## [Records]
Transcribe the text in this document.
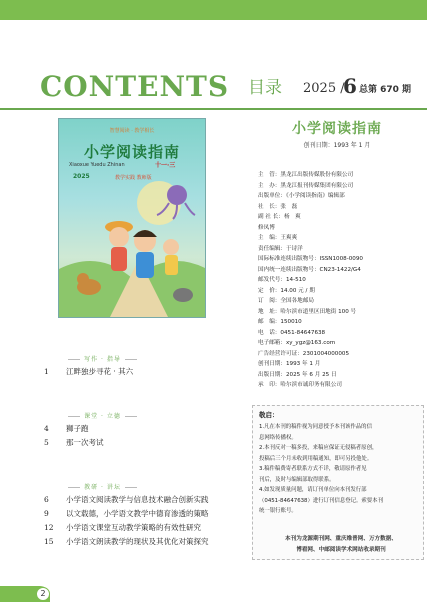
CONTENTS 目录 2025 /
6 总第 670 期
智慧阅读 · 教学相长
小学阅读指南
Xiaoxue Yuedu Zhinan	十一·三
2025	教学实践 教师版
写作 · 指导
1	江畔独步寻花 · 其六
课堂 · 立德
4	狮子跑
5	那一次考试
教研 · 讲坛
6	小学语文阅读教学与信息技术融合创新实践
9	以文载德，小学语文教学中德育渗透的策略
12	小学语文课堂互动教学策略的有效性研究
15	小学语文朗读教学的现状及其优化对策探究
2
小学阅读指南
创刊日期：1993 年 1 月
主　管：黑龙江出版传媒股份有限公司
主　办：黑龙江报刊传媒集团有限公司
出版单位：《小学阅读指南》编辑部
社　长：张　磊
副 社 长：杨　爽
修凤博
主　编：王爽爽
责任编辑：于诗洋
国际标准连续出版物号：ISSN1008-0090
国内统一连续出版物号：CN23-1422/G4
邮发代号：14-510
定　价：14.00 元 / 期
订　阅：全国各地邮局
地　址：哈尔滨市道里区田地街 100 号
邮　编：150010
电　话：0451-84647638
电子邮箱：xy_ygz@163.com
广告经营许可证：2301004000005
创刊日期：1993 年 1 月
出版日期：2025 年 6 月 25 日
承　印：哈尔滨市诚印务有限公司
敬启：
1.凡在本刊的稿件视为同意授予本刊该作品的信
息网络传播权。
2.本刊反对一稿多投，来稿应保证无侵稿者原创，
投稿后三个月未收到用稿通知，即可另投他处。
3.稿件稿费寄者联系方式不详，敬请原作者见
刊后，及时与编辑部取得联系。
4.如发现质量问题，请订刊单位向本刊发行部
（0451-84647638）进行订刊信息登记。索要本刊
统一银行账号。
本刊为龙源期刊网、重庆维普网、万方数据、
博看网、中邮阅读学术网站收录期刊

## [What is being asked]
Write out again every line above exactly as given; the pictures do not belong in the copy.

## [Answer]
Transcribe the text in this document.
CONTENTS 目录 2025 /
6 总第 670 期
智慧阅读 · 教学相长
小学阅读指南
Xiaoxue Yuedu Zhinan	十一·三
2025	教学实践 教师版
写作 · 指导
1	江畔独步寻花 · 其六
课堂 · 立德
4	狮子跑
5	那一次考试
教研 · 讲坛
6	小学语文阅读教学与信息技术融合创新实践
9	以文载德，小学语文教学中德育渗透的策略
12	小学语文课堂互动教学策略的有效性研究
15	小学语文朗读教学的现状及其优化对策探究
2
小学阅读指南
创刊日期：1993 年 1 月
主　管：黑龙江出版传媒股份有限公司
主　办：黑龙江报刊传媒集团有限公司
出版单位：《小学阅读指南》编辑部
社　长：张　磊
副 社 长：杨　爽
修凤博
主　编：王爽爽
责任编辑：于诗洋
国际标准连续出版物号：ISSN1008-0090
国内统一连续出版物号：CN23-1422/G4
邮发代号：14-510
定　价：14.00 元 / 期
订　阅：全国各地邮局
地　址：哈尔滨市道里区田地街 100 号
邮　编：150010
电　话：0451-84647638
电子邮箱：xy_ygz@163.com
广告经营许可证：2301004000005
创刊日期：1993 年 1 月
出版日期：2025 年 6 月 25 日
承　印：哈尔滨市诚印务有限公司
敬启：
1.凡在本刊的稿件视为同意授予本刊该作品的信
息网络传播权。
2.本刊反对一稿多投，来稿应保证无侵稿者原创，
投稿后三个月未收到用稿通知，即可另投他处。
3.稿件稿费寄者联系方式不详，敬请原作者见
刊后，及时与编辑部取得联系。
4.如发现质量问题，请订刊单位向本刊发行部
（0451-84647638）进行订刊信息登记。索要本刊
统一银行账号。
本刊为龙源期刊网、重庆维普网、万方数据、
博看网、中邮阅读学术网站收录期刊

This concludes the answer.